§ TASK
The listing beneath should be written out in full, exactly as shown.

§ AVAILABLE RECORDS
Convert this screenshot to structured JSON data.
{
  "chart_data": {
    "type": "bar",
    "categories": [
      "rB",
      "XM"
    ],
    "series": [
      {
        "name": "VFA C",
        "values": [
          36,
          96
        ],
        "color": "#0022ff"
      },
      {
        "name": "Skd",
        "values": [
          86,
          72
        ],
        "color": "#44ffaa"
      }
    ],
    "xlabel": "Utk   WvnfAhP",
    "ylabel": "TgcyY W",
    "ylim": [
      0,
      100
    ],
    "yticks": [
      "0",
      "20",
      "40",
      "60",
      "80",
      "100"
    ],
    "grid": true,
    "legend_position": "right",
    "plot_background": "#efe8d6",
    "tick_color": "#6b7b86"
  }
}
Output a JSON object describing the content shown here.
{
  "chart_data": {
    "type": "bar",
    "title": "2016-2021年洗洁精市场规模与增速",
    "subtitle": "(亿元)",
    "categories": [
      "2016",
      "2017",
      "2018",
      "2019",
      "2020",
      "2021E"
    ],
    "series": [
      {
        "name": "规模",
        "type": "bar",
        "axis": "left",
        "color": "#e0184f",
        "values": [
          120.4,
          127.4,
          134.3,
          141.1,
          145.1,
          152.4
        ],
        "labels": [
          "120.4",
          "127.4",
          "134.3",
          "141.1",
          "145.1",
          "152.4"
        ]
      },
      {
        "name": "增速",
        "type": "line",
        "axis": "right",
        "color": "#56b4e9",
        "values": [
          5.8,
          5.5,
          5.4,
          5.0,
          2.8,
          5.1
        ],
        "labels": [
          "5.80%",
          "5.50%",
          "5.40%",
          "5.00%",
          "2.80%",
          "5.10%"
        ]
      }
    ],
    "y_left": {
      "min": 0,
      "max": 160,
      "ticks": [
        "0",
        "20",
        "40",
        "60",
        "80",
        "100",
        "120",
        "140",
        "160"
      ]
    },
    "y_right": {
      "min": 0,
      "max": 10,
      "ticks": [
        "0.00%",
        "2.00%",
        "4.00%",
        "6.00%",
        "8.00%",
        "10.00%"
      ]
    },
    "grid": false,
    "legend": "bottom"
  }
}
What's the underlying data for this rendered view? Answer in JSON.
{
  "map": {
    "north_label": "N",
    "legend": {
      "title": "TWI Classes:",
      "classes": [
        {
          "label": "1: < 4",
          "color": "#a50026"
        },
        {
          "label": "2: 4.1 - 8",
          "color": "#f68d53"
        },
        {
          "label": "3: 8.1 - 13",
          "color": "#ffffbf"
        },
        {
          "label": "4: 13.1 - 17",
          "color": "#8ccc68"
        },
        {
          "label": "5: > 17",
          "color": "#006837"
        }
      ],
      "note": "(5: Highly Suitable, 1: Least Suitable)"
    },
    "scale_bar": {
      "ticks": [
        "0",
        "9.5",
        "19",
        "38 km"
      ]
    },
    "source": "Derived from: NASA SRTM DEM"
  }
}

§ EXERCISE ANSWER
Convert this screenshot to structured JSON data.
{
  "chart_data": {
    "type": "bar",
    "categories": [
      "rB",
      "XM"
    ],
    "series": [
      {
        "name": "VFA C",
        "values": [
          36,
          96
        ],
        "color": "#0022ff"
      },
      {
        "name": "Skd",
        "values": [
          86,
          72
        ],
        "color": "#44ffaa"
      }
    ],
    "xlabel": "Utk   WvnfAhP",
    "ylabel": "TgcyY W",
    "ylim": [
      0,
      100
    ],
    "yticks": [
      "0",
      "20",
      "40",
      "60",
      "80",
      "100"
    ],
    "grid": true,
    "legend_position": "right",
    "plot_background": "#efe8d6",
    "tick_color": "#6b7b86"
  }
}
Output a JSON object describing the content shown here.
{
  "chart_data": {
    "type": "bar",
    "title": "2016-2021年洗洁精市场规模与增速",
    "subtitle": "(亿元)",
    "categories": [
      "2016",
      "2017",
      "2018",
      "2019",
      "2020",
      "2021E"
    ],
    "series": [
      {
        "name": "规模",
        "type": "bar",
        "axis": "left",
        "color": "#e0184f",
        "values": [
          120.4,
          127.4,
          134.3,
          141.1,
          145.1,
          152.4
        ],
        "labels": [
          "120.4",
          "127.4",
          "134.3",
          "141.1",
          "145.1",
          "152.4"
        ]
      },
      {
        "name": "增速",
        "type": "line",
        "axis": "right",
        "color": "#56b4e9",
        "values": [
          5.8,
          5.5,
          5.4,
          5.0,
          2.8,
          5.1
        ],
        "labels": [
          "5.80%",
          "5.50%",
          "5.40%",
          "5.00%",
          "2.80%",
          "5.10%"
        ]
      }
    ],
    "y_left": {
      "min": 0,
      "max": 160,
      "ticks": [
        "0",
        "20",
        "40",
        "60",
        "80",
        "100",
        "120",
        "140",
        "160"
      ]
    },
    "y_right": {
      "min": 0,
      "max": 10,
      "ticks": [
        "0.00%",
        "2.00%",
        "4.00%",
        "6.00%",
        "8.00%",
        "10.00%"
      ]
    },
    "grid": false,
    "legend": "bottom"
  }
}
What's the underlying data for this rendered view? Answer in JSON.
{
  "map": {
    "north_label": "N",
    "legend": {
      "title": "TWI Classes:",
      "classes": [
        {
          "label": "1: < 4",
          "color": "#a50026"
        },
        {
          "label": "2: 4.1 - 8",
          "color": "#f68d53"
        },
        {
          "label": "3: 8.1 - 13",
          "color": "#ffffbf"
        },
        {
          "label": "4: 13.1 - 17",
          "color": "#8ccc68"
        },
        {
          "label": "5: > 17",
          "color": "#006837"
        }
      ],
      "note": "(5: Highly Suitable, 1: Least Suitable)"
    },
    "scale_bar": {
      "ticks": [
        "0",
        "9.5",
        "19",
        "38 km"
      ]
    },
    "source": "Derived from: NASA SRTM DEM"
  }
}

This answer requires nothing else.